GIVEN EXERCISE
Output the material word for word. Leave each picture out.

STORED RECORDS
## START

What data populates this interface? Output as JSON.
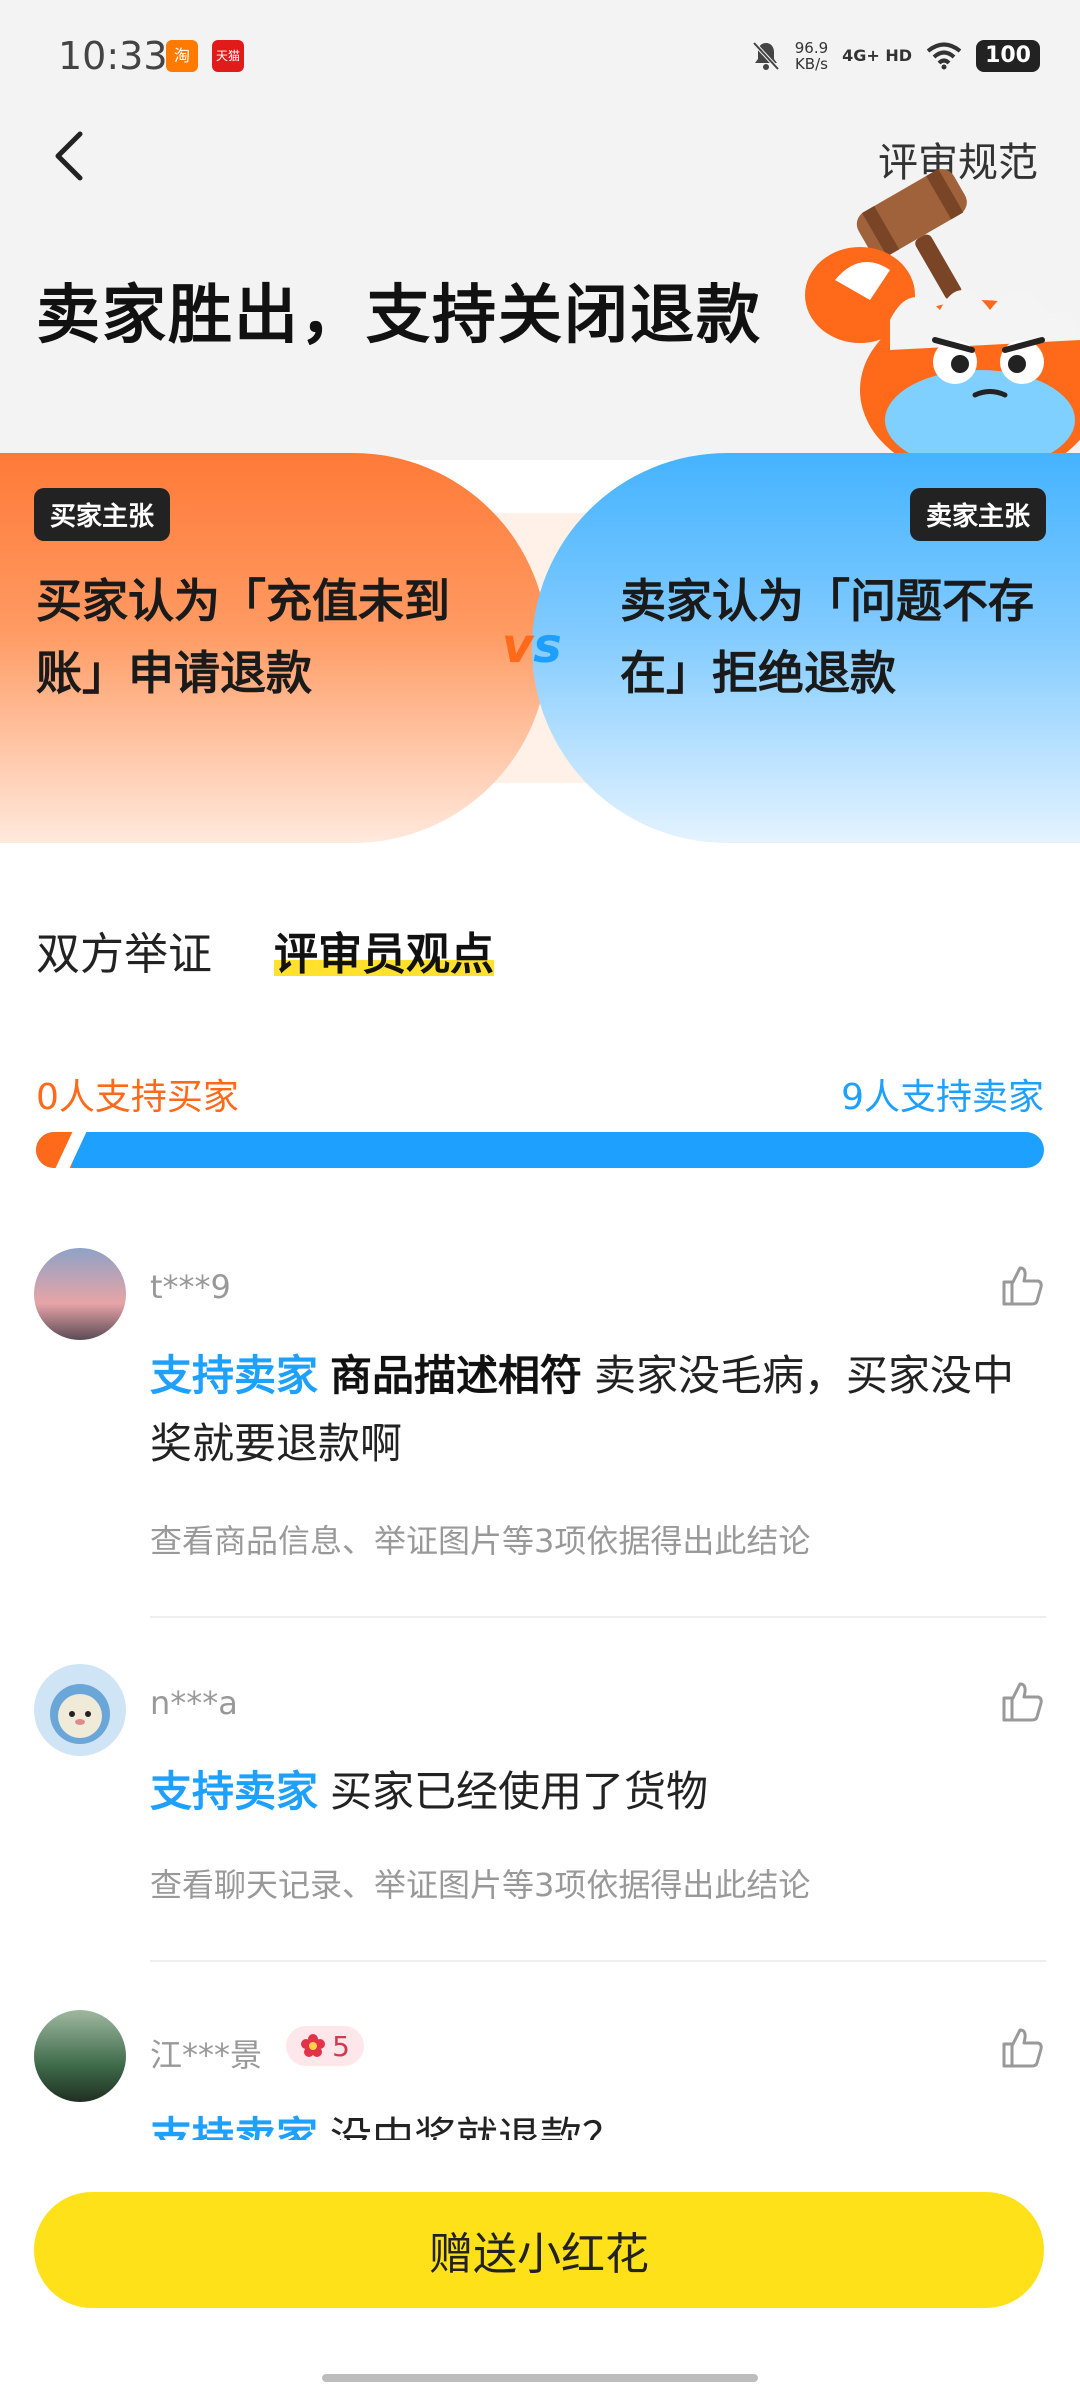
{
  "status_bar": {
    "time": "10:33",
    "app_icon_1": "淘",
    "app_icon_2": "天猫",
    "net_speed": "96.9",
    "net_speed_unit": "KB/s",
    "network": "4G+ HD",
    "battery": "100"
  },
  "header": {
    "back_icon": "chevron-left-icon",
    "rules_link": "评审规范",
    "title": "卖家胜出，支持关闭退款"
  },
  "dispute": {
    "buyer_tag": "买家主张",
    "buyer_claim": "买家认为「充值未到账」申请退款",
    "seller_tag": "卖家主张",
    "seller_claim": "卖家认为「问题不存在」拒绝退款",
    "vs_v": "v",
    "vs_s": "s"
  },
  "tabs": [
    {
      "label": "双方举证",
      "active": false
    },
    {
      "label": "评审员观点",
      "active": true
    }
  ],
  "support": {
    "buyer_label": "0人支持买家",
    "seller_label": "9人支持卖家",
    "buyer_count": 0,
    "seller_count": 9
  },
  "comments": [
    {
      "user": "t***9",
      "stance": "支持卖家",
      "reason": "商品描述相符",
      "text": "卖家没毛病，买家没中奖就要退款啊",
      "evidence": "查看商品信息、举证图片等3项依据得出此结论"
    },
    {
      "user": "n***a",
      "stance": "支持卖家",
      "reason": "",
      "text": "买家已经使用了货物",
      "evidence": "查看聊天记录、举证图片等3项依据得出此结论"
    },
    {
      "user": "江***景",
      "badge_count": "5",
      "stance": "支持卖家",
      "reason": "",
      "text": "没中奖就退款？",
      "evidence": ""
    }
  ],
  "footer": {
    "send_button": "赠送小红花"
  },
  "colors": {
    "buyer": "#ff6a1a",
    "seller": "#1ea0ff",
    "accent_yellow": "#ffe11a"
  }
}
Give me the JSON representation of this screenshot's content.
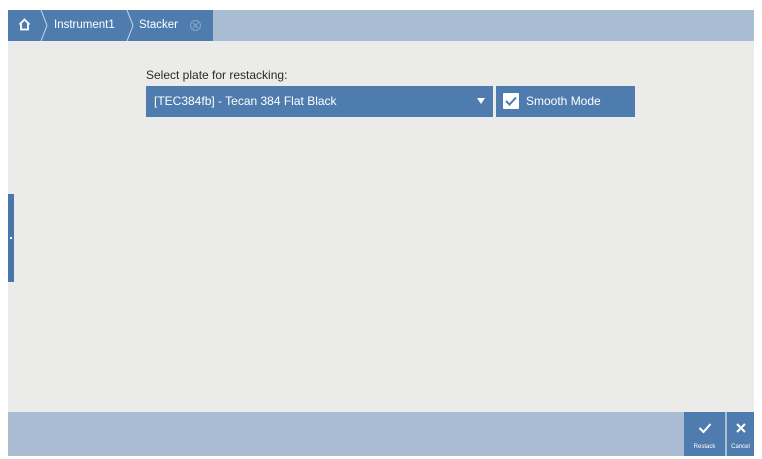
{
  "breadcrumb": {
    "home_icon": "home-icon",
    "items": [
      {
        "label": "Instrument1"
      },
      {
        "label": "Stacker"
      }
    ],
    "close_icon": "close-circle-icon"
  },
  "main": {
    "select_label": "Select plate for restacking:",
    "plate_select": {
      "value": "[TEC384fb] - Tecan 384 Flat Black",
      "icon": "dropdown-caret-icon"
    },
    "smooth_mode": {
      "label": "Smooth Mode",
      "checked": true,
      "icon": "checkbox-checked-icon"
    }
  },
  "actions": {
    "restack": {
      "label": "Restack",
      "icon": "checkmark-icon"
    },
    "cancel": {
      "label": "Cancel",
      "icon": "close-icon"
    }
  },
  "colors": {
    "accent": "#4f7cae",
    "bar": "#a9bcd2",
    "background": "#ebebea"
  }
}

## END

THE COMPLETED TASK
What data populates this interface? Output as JSON.
{
  "status_bar": {
    "time": "10:33",
    "app_icon_1": "淘",
    "app_icon_2": "天猫",
    "net_speed": "96.9",
    "net_speed_unit": "KB/s",
    "network": "4G+ HD",
    "battery": "100"
  },
  "header": {
    "back_icon": "chevron-left-icon",
    "rules_link": "评审规范",
    "title": "卖家胜出，支持关闭退款"
  },
  "dispute": {
    "buyer_tag": "买家主张",
    "buyer_claim": "买家认为「充值未到账」申请退款",
    "seller_tag": "卖家主张",
    "seller_claim": "卖家认为「问题不存在」拒绝退款",
    "vs_v": "v",
    "vs_s": "s"
  },
  "tabs": [
    {
      "label": "双方举证",
      "active": false
    },
    {
      "label": "评审员观点",
      "active": true
    }
  ],
  "support": {
    "buyer_label": "0人支持买家",
    "seller_label": "9人支持卖家",
    "buyer_count": 0,
    "seller_count": 9
  },
  "comments": [
    {
      "user": "t***9",
      "stance": "支持卖家",
      "reason": "商品描述相符",
      "text": "卖家没毛病，买家没中奖就要退款啊",
      "evidence": "查看商品信息、举证图片等3项依据得出此结论"
    },
    {
      "user": "n***a",
      "stance": "支持卖家",
      "reason": "",
      "text": "买家已经使用了货物",
      "evidence": "查看聊天记录、举证图片等3项依据得出此结论"
    },
    {
      "user": "江***景",
      "badge_count": "5",
      "stance": "支持卖家",
      "reason": "",
      "text": "没中奖就退款？",
      "evidence": ""
    }
  ],
  "footer": {
    "send_button": "赠送小红花"
  },
  "colors": {
    "buyer": "#ff6a1a",
    "seller": "#1ea0ff",
    "accent_yellow": "#ffe11a"
  }
}
Give me the JSON representation of this screenshot's content.
{
  "breadcrumb": {
    "home_icon": "home-icon",
    "items": [
      {
        "label": "Instrument1"
      },
      {
        "label": "Stacker"
      }
    ],
    "close_icon": "close-circle-icon"
  },
  "main": {
    "select_label": "Select plate for restacking:",
    "plate_select": {
      "value": "[TEC384fb] - Tecan 384 Flat Black",
      "icon": "dropdown-caret-icon"
    },
    "smooth_mode": {
      "label": "Smooth Mode",
      "checked": true,
      "icon": "checkbox-checked-icon"
    }
  },
  "actions": {
    "restack": {
      "label": "Restack",
      "icon": "checkmark-icon"
    },
    "cancel": {
      "label": "Cancel",
      "icon": "close-icon"
    }
  },
  "colors": {
    "accent": "#4f7cae",
    "bar": "#a9bcd2",
    "background": "#ebebea"
  }
}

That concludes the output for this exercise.